_Your task_
Only the number is wanted: how many lines contain the string "Cemiplimab"?

_Records provided_
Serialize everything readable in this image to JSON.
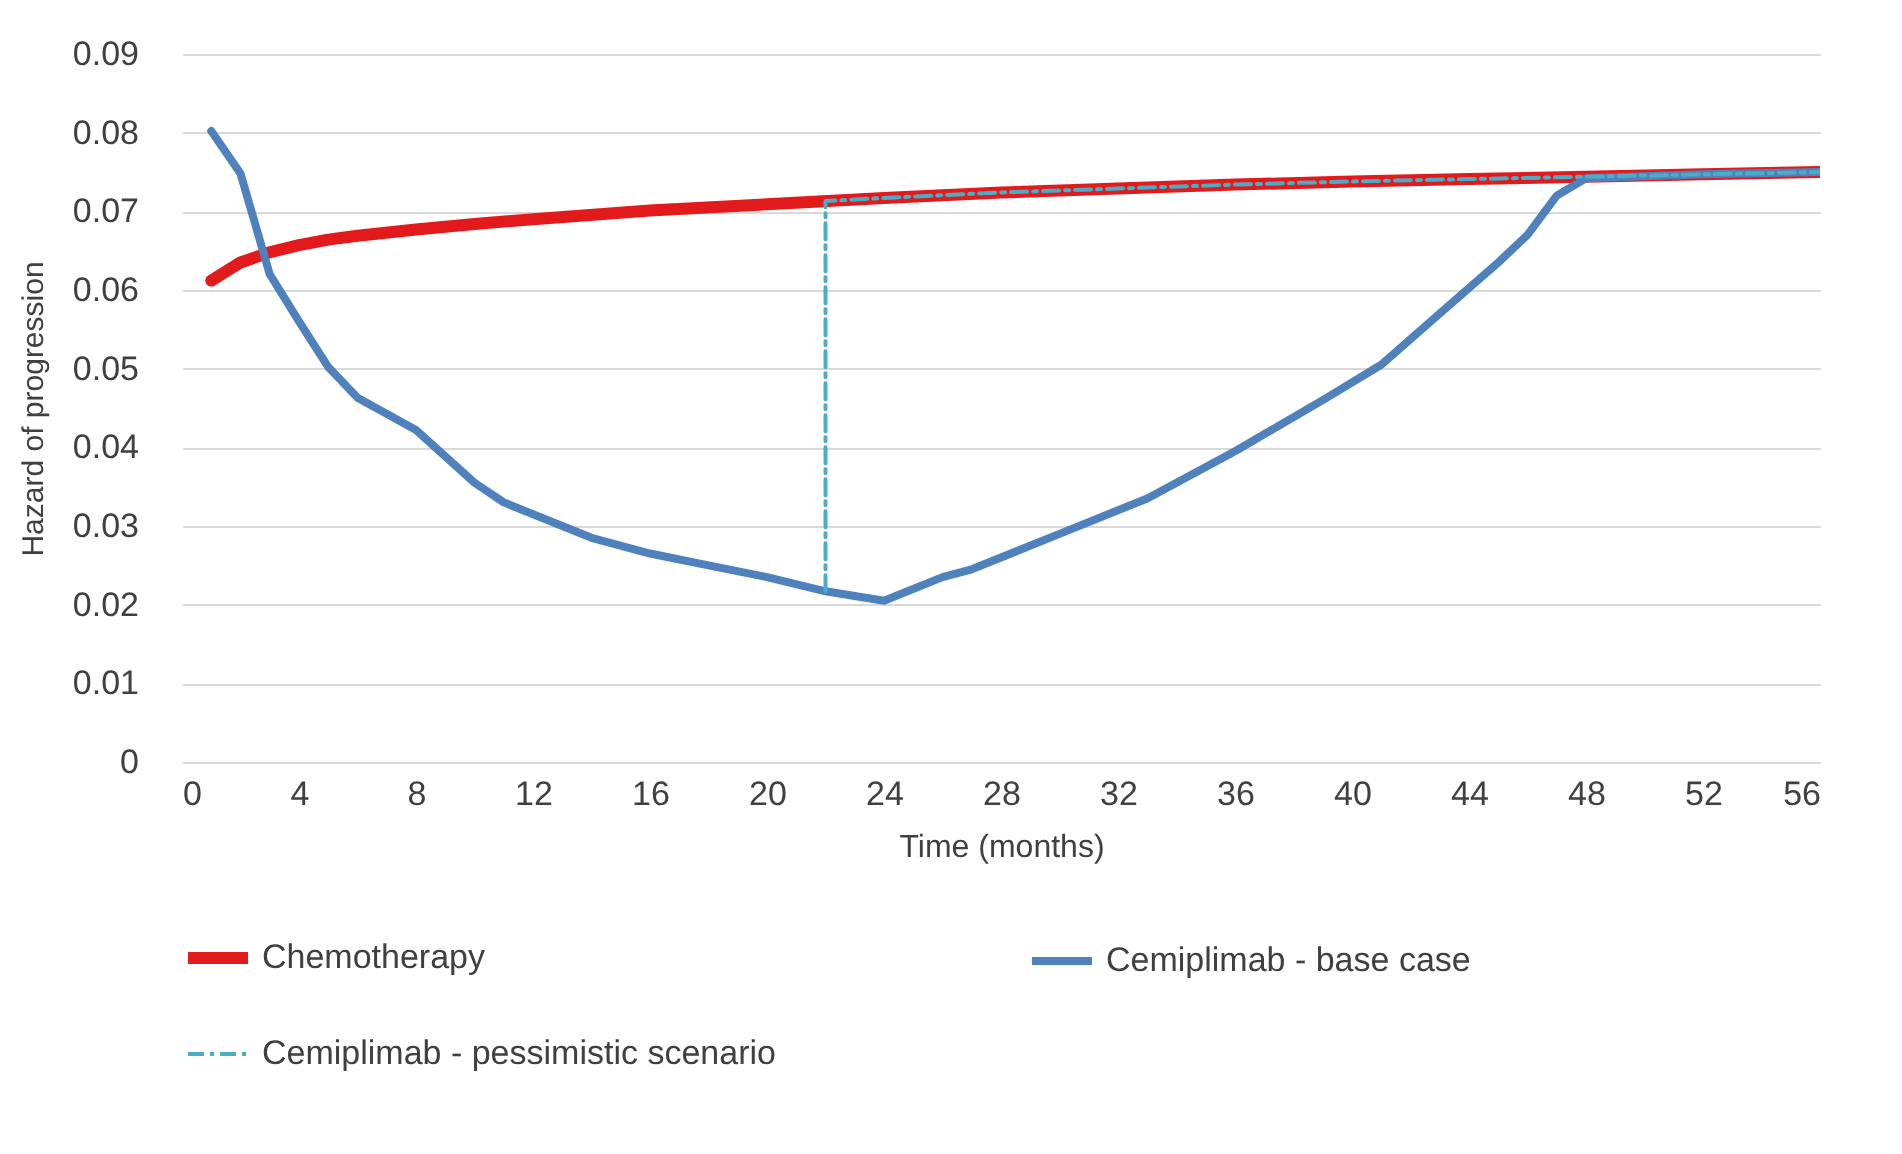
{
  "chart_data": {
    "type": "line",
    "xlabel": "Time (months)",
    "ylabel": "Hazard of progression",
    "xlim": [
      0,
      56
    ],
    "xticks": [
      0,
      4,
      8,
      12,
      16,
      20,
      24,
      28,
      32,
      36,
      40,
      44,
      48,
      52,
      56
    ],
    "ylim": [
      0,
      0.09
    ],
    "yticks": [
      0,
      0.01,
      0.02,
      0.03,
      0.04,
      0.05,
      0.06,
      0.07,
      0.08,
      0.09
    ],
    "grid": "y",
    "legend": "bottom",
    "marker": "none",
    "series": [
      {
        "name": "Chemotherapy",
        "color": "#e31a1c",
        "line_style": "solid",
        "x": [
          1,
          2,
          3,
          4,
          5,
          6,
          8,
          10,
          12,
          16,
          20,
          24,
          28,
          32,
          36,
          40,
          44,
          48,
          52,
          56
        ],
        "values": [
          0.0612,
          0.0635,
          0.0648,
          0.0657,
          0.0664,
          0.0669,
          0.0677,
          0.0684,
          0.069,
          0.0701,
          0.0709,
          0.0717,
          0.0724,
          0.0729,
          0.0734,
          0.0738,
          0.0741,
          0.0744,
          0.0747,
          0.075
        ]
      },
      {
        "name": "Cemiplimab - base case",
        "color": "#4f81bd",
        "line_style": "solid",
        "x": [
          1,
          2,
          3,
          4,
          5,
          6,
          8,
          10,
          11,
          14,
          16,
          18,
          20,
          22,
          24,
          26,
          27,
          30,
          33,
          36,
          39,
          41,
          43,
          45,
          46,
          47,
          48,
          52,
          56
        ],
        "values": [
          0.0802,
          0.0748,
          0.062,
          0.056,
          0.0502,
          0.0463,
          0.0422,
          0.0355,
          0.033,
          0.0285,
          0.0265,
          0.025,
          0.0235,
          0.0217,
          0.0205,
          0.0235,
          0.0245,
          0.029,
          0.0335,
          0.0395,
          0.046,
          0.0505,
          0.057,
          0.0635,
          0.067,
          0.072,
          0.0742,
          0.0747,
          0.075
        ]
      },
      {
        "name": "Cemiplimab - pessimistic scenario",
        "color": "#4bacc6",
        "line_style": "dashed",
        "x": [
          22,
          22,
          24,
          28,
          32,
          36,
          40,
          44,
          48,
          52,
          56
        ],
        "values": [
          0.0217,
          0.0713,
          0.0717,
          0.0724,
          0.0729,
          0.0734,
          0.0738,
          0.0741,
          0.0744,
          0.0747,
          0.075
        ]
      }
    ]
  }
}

_Correct answer_
2